━━ SOURCE DATA ━━

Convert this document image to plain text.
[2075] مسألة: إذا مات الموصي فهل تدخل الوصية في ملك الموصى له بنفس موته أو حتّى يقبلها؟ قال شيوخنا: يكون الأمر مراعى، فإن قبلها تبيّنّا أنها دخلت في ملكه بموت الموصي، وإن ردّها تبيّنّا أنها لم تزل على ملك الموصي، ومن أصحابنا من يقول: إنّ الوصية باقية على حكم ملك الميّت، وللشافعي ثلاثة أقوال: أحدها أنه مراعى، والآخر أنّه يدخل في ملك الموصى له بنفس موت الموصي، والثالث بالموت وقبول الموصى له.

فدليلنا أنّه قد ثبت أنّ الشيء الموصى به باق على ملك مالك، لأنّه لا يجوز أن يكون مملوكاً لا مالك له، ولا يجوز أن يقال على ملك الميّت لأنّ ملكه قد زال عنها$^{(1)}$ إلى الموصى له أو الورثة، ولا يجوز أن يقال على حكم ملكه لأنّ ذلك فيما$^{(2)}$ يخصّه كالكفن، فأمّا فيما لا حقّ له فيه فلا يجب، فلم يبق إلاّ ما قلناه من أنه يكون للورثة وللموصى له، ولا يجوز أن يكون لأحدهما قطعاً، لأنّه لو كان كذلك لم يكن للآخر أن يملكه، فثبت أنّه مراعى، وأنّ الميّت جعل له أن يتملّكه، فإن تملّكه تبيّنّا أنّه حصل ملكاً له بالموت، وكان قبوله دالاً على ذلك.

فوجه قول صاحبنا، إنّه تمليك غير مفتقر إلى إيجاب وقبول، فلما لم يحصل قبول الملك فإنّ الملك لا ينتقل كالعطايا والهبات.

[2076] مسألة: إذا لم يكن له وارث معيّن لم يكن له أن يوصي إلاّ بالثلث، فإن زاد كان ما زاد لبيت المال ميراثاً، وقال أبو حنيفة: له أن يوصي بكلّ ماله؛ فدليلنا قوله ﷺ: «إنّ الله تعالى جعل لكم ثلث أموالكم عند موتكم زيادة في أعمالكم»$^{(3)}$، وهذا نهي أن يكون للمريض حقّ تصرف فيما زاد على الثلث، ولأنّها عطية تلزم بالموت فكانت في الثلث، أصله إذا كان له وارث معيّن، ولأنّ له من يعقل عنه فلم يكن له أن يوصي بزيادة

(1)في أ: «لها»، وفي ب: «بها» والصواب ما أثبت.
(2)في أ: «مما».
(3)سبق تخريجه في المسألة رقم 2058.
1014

━━━
━━ SOURCE DATA ━━

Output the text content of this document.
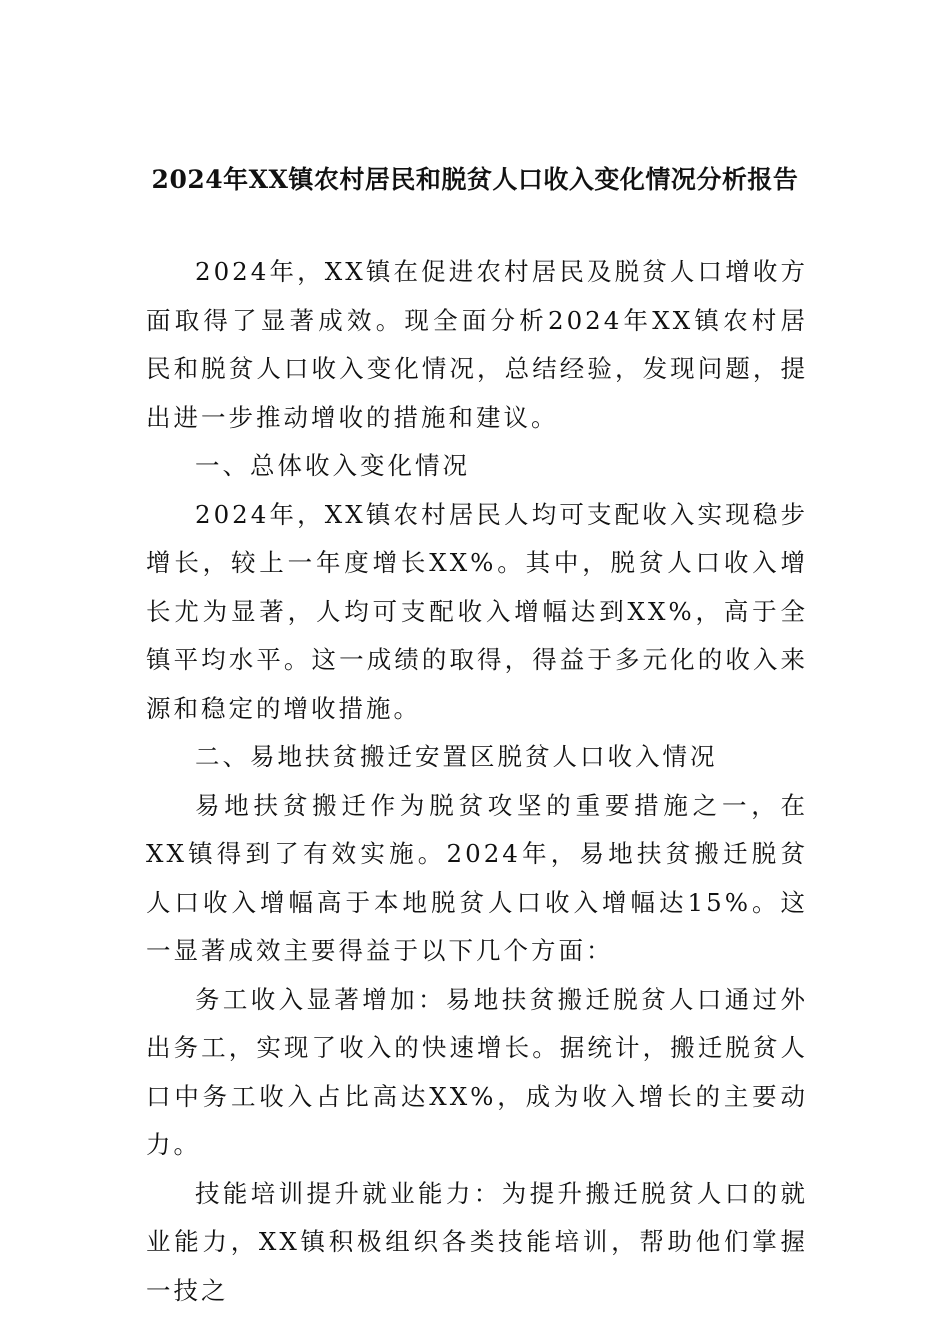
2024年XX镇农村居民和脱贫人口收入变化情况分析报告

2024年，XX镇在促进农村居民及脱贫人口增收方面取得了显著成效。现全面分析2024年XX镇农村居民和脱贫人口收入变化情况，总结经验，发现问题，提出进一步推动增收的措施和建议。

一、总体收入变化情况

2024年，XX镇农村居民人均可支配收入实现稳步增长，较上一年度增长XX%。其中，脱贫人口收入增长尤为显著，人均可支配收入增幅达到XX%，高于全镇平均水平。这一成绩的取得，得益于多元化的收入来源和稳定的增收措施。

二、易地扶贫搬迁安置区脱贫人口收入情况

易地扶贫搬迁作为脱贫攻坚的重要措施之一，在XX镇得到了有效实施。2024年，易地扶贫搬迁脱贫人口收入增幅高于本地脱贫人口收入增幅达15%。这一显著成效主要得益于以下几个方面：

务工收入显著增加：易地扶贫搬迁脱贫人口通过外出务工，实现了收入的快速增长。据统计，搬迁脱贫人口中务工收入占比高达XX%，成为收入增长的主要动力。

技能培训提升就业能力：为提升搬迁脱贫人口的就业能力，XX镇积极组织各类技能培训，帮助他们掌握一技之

━━━

* GIVEN INSTRUCTION:
Using the records above, select and copy every line that has the word "مراعى".

* THE ANSWER:
[2075] مسألة: إذا مات الموصي فهل تدخل الوصية في ملك الموصى له بنفس موته أو حتّى يقبلها؟ قال شيوخنا: يكون الأمر مراعى، فإن قبلها تبيّنّا أنها دخلت في ملكه بموت الموصي، وإن ردّها تبيّنّا أنها لم تزل على ملك الموصي، ومن أصحابنا من يقول: إنّ الوصية باقية على حكم ملك الميّت، وللشافعي ثلاثة أقوال: أحدها أنه مراعى، والآخر أنّه يدخل في ملك الموصى له بنفس موت الموصي، والثالث بالموت وقبول الموصى له.
فدليلنا أنّه قد ثبت أنّ الشيء الموصى به باق على ملك مالك، لأنّه لا يجوز أن يكون مملوكاً لا مالك له، ولا يجوز أن يقال على ملك الميّت لأنّ ملكه قد زال عنها$^{(1)}$ إلى الموصى له أو الورثة، ولا يجوز أن يقال على حكم ملكه لأنّ ذلك فيما$^{(2)}$ يخصّه كالكفن، فأمّا فيما لا حقّ له فيه فلا يجب، فلم يبق إلاّ ما قلناه من أنه يكون للورثة وللموصى له، ولا يجوز أن يكون لأحدهما قطعاً، لأنّه لو كان كذلك لم يكن للآخر أن يملكه، فثبت أنّه مراعى، وأنّ الميّت جعل له أن يتملّكه، فإن تملّكه تبيّنّا أنّه حصل ملكاً له بالموت، وكان قبوله دالاً على ذلك.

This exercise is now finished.